Stored records -
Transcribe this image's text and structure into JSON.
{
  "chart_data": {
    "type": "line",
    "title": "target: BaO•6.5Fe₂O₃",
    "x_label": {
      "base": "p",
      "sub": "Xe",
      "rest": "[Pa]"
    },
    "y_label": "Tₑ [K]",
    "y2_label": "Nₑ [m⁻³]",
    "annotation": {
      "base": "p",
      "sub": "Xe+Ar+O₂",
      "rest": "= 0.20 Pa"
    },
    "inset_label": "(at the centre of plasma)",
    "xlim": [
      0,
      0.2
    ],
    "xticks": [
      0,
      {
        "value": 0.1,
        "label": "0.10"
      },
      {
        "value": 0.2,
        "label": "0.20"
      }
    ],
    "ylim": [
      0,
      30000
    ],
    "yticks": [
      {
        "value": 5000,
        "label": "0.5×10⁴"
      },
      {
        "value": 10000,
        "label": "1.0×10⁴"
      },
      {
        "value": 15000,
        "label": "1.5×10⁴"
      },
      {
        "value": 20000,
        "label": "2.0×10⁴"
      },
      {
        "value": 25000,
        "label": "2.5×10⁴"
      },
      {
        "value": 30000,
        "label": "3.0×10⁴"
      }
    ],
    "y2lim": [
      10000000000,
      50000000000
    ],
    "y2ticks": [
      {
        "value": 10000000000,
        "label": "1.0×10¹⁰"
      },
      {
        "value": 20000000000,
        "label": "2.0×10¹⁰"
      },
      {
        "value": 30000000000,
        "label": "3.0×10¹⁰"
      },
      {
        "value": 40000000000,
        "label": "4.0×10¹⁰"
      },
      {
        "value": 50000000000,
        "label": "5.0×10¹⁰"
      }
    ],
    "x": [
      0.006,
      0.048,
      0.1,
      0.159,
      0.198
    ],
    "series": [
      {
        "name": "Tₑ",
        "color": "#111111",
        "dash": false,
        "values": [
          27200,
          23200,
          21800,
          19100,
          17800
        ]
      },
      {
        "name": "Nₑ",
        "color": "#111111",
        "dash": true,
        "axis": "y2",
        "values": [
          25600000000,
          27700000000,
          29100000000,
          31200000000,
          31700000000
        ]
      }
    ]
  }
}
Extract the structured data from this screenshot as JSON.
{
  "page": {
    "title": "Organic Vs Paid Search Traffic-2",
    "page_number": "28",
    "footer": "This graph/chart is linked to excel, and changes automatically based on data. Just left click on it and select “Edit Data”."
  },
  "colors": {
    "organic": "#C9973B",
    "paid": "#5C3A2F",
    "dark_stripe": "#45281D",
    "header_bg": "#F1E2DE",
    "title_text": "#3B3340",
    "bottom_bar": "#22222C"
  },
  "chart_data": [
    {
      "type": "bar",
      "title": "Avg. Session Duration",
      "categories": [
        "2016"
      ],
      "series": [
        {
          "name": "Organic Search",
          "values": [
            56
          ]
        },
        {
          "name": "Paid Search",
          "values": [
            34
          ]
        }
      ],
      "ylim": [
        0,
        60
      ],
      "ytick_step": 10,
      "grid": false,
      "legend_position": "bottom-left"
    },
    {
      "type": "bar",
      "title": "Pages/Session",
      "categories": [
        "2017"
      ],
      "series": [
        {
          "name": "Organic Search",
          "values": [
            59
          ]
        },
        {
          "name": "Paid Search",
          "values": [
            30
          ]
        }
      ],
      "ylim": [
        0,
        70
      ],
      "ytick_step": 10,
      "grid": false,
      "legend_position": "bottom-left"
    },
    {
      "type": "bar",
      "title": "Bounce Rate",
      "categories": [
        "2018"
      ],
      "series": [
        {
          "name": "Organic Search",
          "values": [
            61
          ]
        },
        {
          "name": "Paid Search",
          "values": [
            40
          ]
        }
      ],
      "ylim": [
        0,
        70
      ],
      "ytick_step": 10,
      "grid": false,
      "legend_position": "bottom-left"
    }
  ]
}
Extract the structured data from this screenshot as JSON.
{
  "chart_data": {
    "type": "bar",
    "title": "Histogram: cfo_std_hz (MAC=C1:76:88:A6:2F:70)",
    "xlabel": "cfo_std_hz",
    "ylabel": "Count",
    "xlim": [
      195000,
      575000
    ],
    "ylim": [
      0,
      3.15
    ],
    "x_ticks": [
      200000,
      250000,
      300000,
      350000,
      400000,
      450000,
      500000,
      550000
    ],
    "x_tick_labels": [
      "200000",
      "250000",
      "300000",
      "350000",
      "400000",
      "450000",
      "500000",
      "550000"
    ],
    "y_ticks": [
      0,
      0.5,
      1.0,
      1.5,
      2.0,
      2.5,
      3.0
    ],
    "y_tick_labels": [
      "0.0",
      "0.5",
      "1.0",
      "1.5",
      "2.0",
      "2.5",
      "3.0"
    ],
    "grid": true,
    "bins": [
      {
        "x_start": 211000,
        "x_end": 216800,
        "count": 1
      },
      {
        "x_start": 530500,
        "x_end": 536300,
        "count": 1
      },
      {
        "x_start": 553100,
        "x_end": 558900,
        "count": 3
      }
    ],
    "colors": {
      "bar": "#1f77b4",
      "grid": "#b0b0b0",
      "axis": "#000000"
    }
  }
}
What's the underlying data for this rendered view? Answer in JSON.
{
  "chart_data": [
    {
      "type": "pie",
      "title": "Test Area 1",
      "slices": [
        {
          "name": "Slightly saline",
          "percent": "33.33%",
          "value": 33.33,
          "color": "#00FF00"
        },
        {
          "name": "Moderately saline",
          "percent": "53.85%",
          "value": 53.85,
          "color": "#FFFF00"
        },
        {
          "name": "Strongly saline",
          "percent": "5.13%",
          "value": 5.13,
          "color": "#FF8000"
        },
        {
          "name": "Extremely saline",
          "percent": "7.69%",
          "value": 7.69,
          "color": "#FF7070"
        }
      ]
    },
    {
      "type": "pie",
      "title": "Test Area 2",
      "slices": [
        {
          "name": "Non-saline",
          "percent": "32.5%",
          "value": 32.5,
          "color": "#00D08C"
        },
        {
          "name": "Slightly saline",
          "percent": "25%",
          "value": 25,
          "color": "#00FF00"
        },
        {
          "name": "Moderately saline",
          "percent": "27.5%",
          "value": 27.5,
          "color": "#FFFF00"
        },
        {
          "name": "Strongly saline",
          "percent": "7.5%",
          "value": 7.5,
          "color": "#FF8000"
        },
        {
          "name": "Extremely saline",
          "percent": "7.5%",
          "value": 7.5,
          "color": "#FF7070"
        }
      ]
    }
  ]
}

Work required - Using the listing above, reproduce each line without omission.

Right answer -
Transcribe this image's text and structure into JSON.
{
  "chart_data": {
    "type": "line",
    "title": "target: BaO•6.5Fe₂O₃",
    "x_label": {
      "base": "p",
      "sub": "Xe",
      "rest": "[Pa]"
    },
    "y_label": "Tₑ [K]",
    "y2_label": "Nₑ [m⁻³]",
    "annotation": {
      "base": "p",
      "sub": "Xe+Ar+O₂",
      "rest": "= 0.20 Pa"
    },
    "inset_label": "(at the centre of plasma)",
    "xlim": [
      0,
      0.2
    ],
    "xticks": [
      0,
      {
        "value": 0.1,
        "label": "0.10"
      },
      {
        "value": 0.2,
        "label": "0.20"
      }
    ],
    "ylim": [
      0,
      30000
    ],
    "yticks": [
      {
        "value": 5000,
        "label": "0.5×10⁴"
      },
      {
        "value": 10000,
        "label": "1.0×10⁴"
      },
      {
        "value": 15000,
        "label": "1.5×10⁴"
      },
      {
        "value": 20000,
        "label": "2.0×10⁴"
      },
      {
        "value": 25000,
        "label": "2.5×10⁴"
      },
      {
        "value": 30000,
        "label": "3.0×10⁴"
      }
    ],
    "y2lim": [
      10000000000,
      50000000000
    ],
    "y2ticks": [
      {
        "value": 10000000000,
        "label": "1.0×10¹⁰"
      },
      {
        "value": 20000000000,
        "label": "2.0×10¹⁰"
      },
      {
        "value": 30000000000,
        "label": "3.0×10¹⁰"
      },
      {
        "value": 40000000000,
        "label": "4.0×10¹⁰"
      },
      {
        "value": 50000000000,
        "label": "5.0×10¹⁰"
      }
    ],
    "x": [
      0.006,
      0.048,
      0.1,
      0.159,
      0.198
    ],
    "series": [
      {
        "name": "Tₑ",
        "color": "#111111",
        "dash": false,
        "values": [
          27200,
          23200,
          21800,
          19100,
          17800
        ]
      },
      {
        "name": "Nₑ",
        "color": "#111111",
        "dash": true,
        "axis": "y2",
        "values": [
          25600000000,
          27700000000,
          29100000000,
          31200000000,
          31700000000
        ]
      }
    ]
  }
}
Extract the structured data from this screenshot as JSON.
{
  "page": {
    "title": "Organic Vs Paid Search Traffic-2",
    "page_number": "28",
    "footer": "This graph/chart is linked to excel, and changes automatically based on data. Just left click on it and select “Edit Data”."
  },
  "colors": {
    "organic": "#C9973B",
    "paid": "#5C3A2F",
    "dark_stripe": "#45281D",
    "header_bg": "#F1E2DE",
    "title_text": "#3B3340",
    "bottom_bar": "#22222C"
  },
  "chart_data": [
    {
      "type": "bar",
      "title": "Avg. Session Duration",
      "categories": [
        "2016"
      ],
      "series": [
        {
          "name": "Organic Search",
          "values": [
            56
          ]
        },
        {
          "name": "Paid Search",
          "values": [
            34
          ]
        }
      ],
      "ylim": [
        0,
        60
      ],
      "ytick_step": 10,
      "grid": false,
      "legend_position": "bottom-left"
    },
    {
      "type": "bar",
      "title": "Pages/Session",
      "categories": [
        "2017"
      ],
      "series": [
        {
          "name": "Organic Search",
          "values": [
            59
          ]
        },
        {
          "name": "Paid Search",
          "values": [
            30
          ]
        }
      ],
      "ylim": [
        0,
        70
      ],
      "ytick_step": 10,
      "grid": false,
      "legend_position": "bottom-left"
    },
    {
      "type": "bar",
      "title": "Bounce Rate",
      "categories": [
        "2018"
      ],
      "series": [
        {
          "name": "Organic Search",
          "values": [
            61
          ]
        },
        {
          "name": "Paid Search",
          "values": [
            40
          ]
        }
      ],
      "ylim": [
        0,
        70
      ],
      "ytick_step": 10,
      "grid": false,
      "legend_position": "bottom-left"
    }
  ]
}
Extract the structured data from this screenshot as JSON.
{
  "chart_data": {
    "type": "bar",
    "title": "Histogram: cfo_std_hz (MAC=C1:76:88:A6:2F:70)",
    "xlabel": "cfo_std_hz",
    "ylabel": "Count",
    "xlim": [
      195000,
      575000
    ],
    "ylim": [
      0,
      3.15
    ],
    "x_ticks": [
      200000,
      250000,
      300000,
      350000,
      400000,
      450000,
      500000,
      550000
    ],
    "x_tick_labels": [
      "200000",
      "250000",
      "300000",
      "350000",
      "400000",
      "450000",
      "500000",
      "550000"
    ],
    "y_ticks": [
      0,
      0.5,
      1.0,
      1.5,
      2.0,
      2.5,
      3.0
    ],
    "y_tick_labels": [
      "0.0",
      "0.5",
      "1.0",
      "1.5",
      "2.0",
      "2.5",
      "3.0"
    ],
    "grid": true,
    "bins": [
      {
        "x_start": 211000,
        "x_end": 216800,
        "count": 1
      },
      {
        "x_start": 530500,
        "x_end": 536300,
        "count": 1
      },
      {
        "x_start": 553100,
        "x_end": 558900,
        "count": 3
      }
    ],
    "colors": {
      "bar": "#1f77b4",
      "grid": "#b0b0b0",
      "axis": "#000000"
    }
  }
}
What's the underlying data for this rendered view? Answer in JSON.
{
  "chart_data": [
    {
      "type": "pie",
      "title": "Test Area 1",
      "slices": [
        {
          "name": "Slightly saline",
          "percent": "33.33%",
          "value": 33.33,
          "color": "#00FF00"
        },
        {
          "name": "Moderately saline",
          "percent": "53.85%",
          "value": 53.85,
          "color": "#FFFF00"
        },
        {
          "name": "Strongly saline",
          "percent": "5.13%",
          "value": 5.13,
          "color": "#FF8000"
        },
        {
          "name": "Extremely saline",
          "percent": "7.69%",
          "value": 7.69,
          "color": "#FF7070"
        }
      ]
    },
    {
      "type": "pie",
      "title": "Test Area 2",
      "slices": [
        {
          "name": "Non-saline",
          "percent": "32.5%",
          "value": 32.5,
          "color": "#00D08C"
        },
        {
          "name": "Slightly saline",
          "percent": "25%",
          "value": 25,
          "color": "#00FF00"
        },
        {
          "name": "Moderately saline",
          "percent": "27.5%",
          "value": 27.5,
          "color": "#FFFF00"
        },
        {
          "name": "Strongly saline",
          "percent": "7.5%",
          "value": 7.5,
          "color": "#FF8000"
        },
        {
          "name": "Extremely saline",
          "percent": "7.5%",
          "value": 7.5,
          "color": "#FF7070"
        }
      ]
    }
  ]
}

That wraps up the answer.